▸ Work to be completed:
Repeat every line below exactly, word for word.

▸ Dataset records:
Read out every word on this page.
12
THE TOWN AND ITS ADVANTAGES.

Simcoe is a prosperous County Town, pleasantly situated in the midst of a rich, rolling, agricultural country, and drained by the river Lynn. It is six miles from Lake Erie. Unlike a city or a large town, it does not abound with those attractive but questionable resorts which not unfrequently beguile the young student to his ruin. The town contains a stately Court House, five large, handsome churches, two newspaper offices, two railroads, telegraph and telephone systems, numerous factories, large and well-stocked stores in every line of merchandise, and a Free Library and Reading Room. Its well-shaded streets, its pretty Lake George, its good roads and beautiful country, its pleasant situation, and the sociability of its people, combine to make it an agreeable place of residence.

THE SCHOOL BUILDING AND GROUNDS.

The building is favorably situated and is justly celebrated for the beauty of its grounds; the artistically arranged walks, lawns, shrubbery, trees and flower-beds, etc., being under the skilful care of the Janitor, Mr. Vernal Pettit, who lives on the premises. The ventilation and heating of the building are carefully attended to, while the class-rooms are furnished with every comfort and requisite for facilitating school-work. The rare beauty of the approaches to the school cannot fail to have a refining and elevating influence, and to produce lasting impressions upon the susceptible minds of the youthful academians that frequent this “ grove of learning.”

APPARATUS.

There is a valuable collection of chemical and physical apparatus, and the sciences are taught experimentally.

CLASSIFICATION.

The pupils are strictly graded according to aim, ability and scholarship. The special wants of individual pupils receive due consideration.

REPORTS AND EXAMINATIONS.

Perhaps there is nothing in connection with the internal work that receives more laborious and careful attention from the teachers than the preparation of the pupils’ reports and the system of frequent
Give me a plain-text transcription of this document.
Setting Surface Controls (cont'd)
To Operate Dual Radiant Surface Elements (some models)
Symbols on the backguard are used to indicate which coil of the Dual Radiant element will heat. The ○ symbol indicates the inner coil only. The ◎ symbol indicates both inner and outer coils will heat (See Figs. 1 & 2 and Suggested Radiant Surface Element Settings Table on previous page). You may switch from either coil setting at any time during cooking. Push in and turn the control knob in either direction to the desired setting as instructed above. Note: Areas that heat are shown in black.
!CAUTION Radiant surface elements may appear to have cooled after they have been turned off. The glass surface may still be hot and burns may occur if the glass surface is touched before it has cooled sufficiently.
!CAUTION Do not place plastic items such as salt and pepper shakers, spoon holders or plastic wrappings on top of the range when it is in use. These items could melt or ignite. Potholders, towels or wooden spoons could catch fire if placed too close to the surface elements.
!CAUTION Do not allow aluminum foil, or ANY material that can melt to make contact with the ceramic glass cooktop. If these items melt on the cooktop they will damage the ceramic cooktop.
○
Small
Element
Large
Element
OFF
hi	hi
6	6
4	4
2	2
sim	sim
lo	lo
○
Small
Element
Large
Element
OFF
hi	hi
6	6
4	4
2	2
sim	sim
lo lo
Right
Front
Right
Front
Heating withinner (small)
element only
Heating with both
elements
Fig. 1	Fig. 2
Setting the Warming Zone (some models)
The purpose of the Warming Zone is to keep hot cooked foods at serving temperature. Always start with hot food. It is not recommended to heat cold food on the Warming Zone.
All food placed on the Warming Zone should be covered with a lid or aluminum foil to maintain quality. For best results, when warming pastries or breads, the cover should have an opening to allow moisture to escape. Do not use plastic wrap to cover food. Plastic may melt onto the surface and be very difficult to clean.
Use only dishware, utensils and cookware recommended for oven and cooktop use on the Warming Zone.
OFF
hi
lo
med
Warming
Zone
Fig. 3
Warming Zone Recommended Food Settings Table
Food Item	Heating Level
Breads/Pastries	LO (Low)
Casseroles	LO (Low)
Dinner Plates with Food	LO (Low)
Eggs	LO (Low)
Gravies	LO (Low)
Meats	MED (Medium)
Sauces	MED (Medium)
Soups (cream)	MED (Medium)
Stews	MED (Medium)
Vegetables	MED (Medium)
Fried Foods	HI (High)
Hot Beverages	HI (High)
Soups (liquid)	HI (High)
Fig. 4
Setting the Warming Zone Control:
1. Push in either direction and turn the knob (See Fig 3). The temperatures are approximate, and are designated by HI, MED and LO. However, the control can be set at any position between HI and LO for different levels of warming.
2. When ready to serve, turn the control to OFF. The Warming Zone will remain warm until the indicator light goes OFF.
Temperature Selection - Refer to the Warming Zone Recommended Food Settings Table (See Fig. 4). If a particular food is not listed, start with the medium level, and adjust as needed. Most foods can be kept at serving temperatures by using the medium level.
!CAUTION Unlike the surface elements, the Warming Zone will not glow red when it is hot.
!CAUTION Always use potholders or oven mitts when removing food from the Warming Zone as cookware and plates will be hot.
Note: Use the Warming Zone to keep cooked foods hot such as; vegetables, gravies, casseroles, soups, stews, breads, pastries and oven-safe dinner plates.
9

▸ Solution to this exercise:
Read out every word on this page.
12
THE TOWN AND ITS ADVANTAGES.

Simcoe is a prosperous County Town, pleasantly situated in the midst of a rich, rolling, agricultural country, and drained by the river Lynn. It is six miles from Lake Erie. Unlike a city or a large town, it does not abound with those attractive but questionable resorts which not unfrequently beguile the young student to his ruin. The town contains a stately Court House, five large, handsome churches, two newspaper offices, two railroads, telegraph and telephone systems, numerous factories, large and well-stocked stores in every line of merchandise, and a Free Library and Reading Room. Its well-shaded streets, its pretty Lake George, its good roads and beautiful country, its pleasant situation, and the sociability of its people, combine to make it an agreeable place of residence.

THE SCHOOL BUILDING AND GROUNDS.

The building is favorably situated and is justly celebrated for the beauty of its grounds; the artistically arranged walks, lawns, shrubbery, trees and flower-beds, etc., being under the skilful care of the Janitor, Mr. Vernal Pettit, who lives on the premises. The ventilation and heating of the building are carefully attended to, while the class-rooms are furnished with every comfort and requisite for facilitating school-work. The rare beauty of the approaches to the school cannot fail to have a refining and elevating influence, and to produce lasting impressions upon the susceptible minds of the youthful academians that frequent this “ grove of learning.”

APPARATUS.

There is a valuable collection of chemical and physical apparatus, and the sciences are taught experimentally.

CLASSIFICATION.

The pupils are strictly graded according to aim, ability and scholarship. The special wants of individual pupils receive due consideration.

REPORTS AND EXAMINATIONS.

Perhaps there is nothing in connection with the internal work that receives more laborious and careful attention from the teachers than the preparation of the pupils’ reports and the system of frequent
Give me a plain-text transcription of this document.
Setting Surface Controls (cont'd)
To Operate Dual Radiant Surface Elements (some models)
Symbols on the backguard are used to indicate which coil of the Dual Radiant element will heat. The ○ symbol indicates the inner coil only. The ◎ symbol indicates both inner and outer coils will heat (See Figs. 1 & 2 and Suggested Radiant Surface Element Settings Table on previous page). You may switch from either coil setting at any time during cooking. Push in and turn the control knob in either direction to the desired setting as instructed above. Note: Areas that heat are shown in black.
!CAUTION Radiant surface elements may appear to have cooled after they have been turned off. The glass surface may still be hot and burns may occur if the glass surface is touched before it has cooled sufficiently.
!CAUTION Do not place plastic items such as salt and pepper shakers, spoon holders or plastic wrappings on top of the range when it is in use. These items could melt or ignite. Potholders, towels or wooden spoons could catch fire if placed too close to the surface elements.
!CAUTION Do not allow aluminum foil, or ANY material that can melt to make contact with the ceramic glass cooktop. If these items melt on the cooktop they will damage the ceramic cooktop.
○
Small
Element
Large
Element
OFF
hi	hi
6	6
4	4
2	2
sim	sim
lo	lo
○
Small
Element
Large
Element
OFF
hi	hi
6	6
4	4
2	2
sim	sim
lo lo
Right
Front
Right
Front
Heating withinner (small)
element only
Heating with both
elements
Fig. 1	Fig. 2
Setting the Warming Zone (some models)
The purpose of the Warming Zone is to keep hot cooked foods at serving temperature. Always start with hot food. It is not recommended to heat cold food on the Warming Zone.
All food placed on the Warming Zone should be covered with a lid or aluminum foil to maintain quality. For best results, when warming pastries or breads, the cover should have an opening to allow moisture to escape. Do not use plastic wrap to cover food. Plastic may melt onto the surface and be very difficult to clean.
Use only dishware, utensils and cookware recommended for oven and cooktop use on the Warming Zone.
OFF
hi
lo
med
Warming
Zone
Fig. 3
Warming Zone Recommended Food Settings Table
Food Item	Heating Level
Breads/Pastries	LO (Low)
Casseroles	LO (Low)
Dinner Plates with Food	LO (Low)
Eggs	LO (Low)
Gravies	LO (Low)
Meats	MED (Medium)
Sauces	MED (Medium)
Soups (cream)	MED (Medium)
Stews	MED (Medium)
Vegetables	MED (Medium)
Fried Foods	HI (High)
Hot Beverages	HI (High)
Soups (liquid)	HI (High)
Fig. 4
Setting the Warming Zone Control:
1. Push in either direction and turn the knob (See Fig 3). The temperatures are approximate, and are designated by HI, MED and LO. However, the control can be set at any position between HI and LO for different levels of warming.
2. When ready to serve, turn the control to OFF. The Warming Zone will remain warm until the indicator light goes OFF.
Temperature Selection - Refer to the Warming Zone Recommended Food Settings Table (See Fig. 4). If a particular food is not listed, start with the medium level, and adjust as needed. Most foods can be kept at serving temperatures by using the medium level.
!CAUTION Unlike the surface elements, the Warming Zone will not glow red when it is hot.
!CAUTION Always use potholders or oven mitts when removing food from the Warming Zone as cookware and plates will be hot.
Note: Use the Warming Zone to keep cooked foods hot such as; vegetables, gravies, casseroles, soups, stews, breads, pastries and oven-safe dinner plates.
9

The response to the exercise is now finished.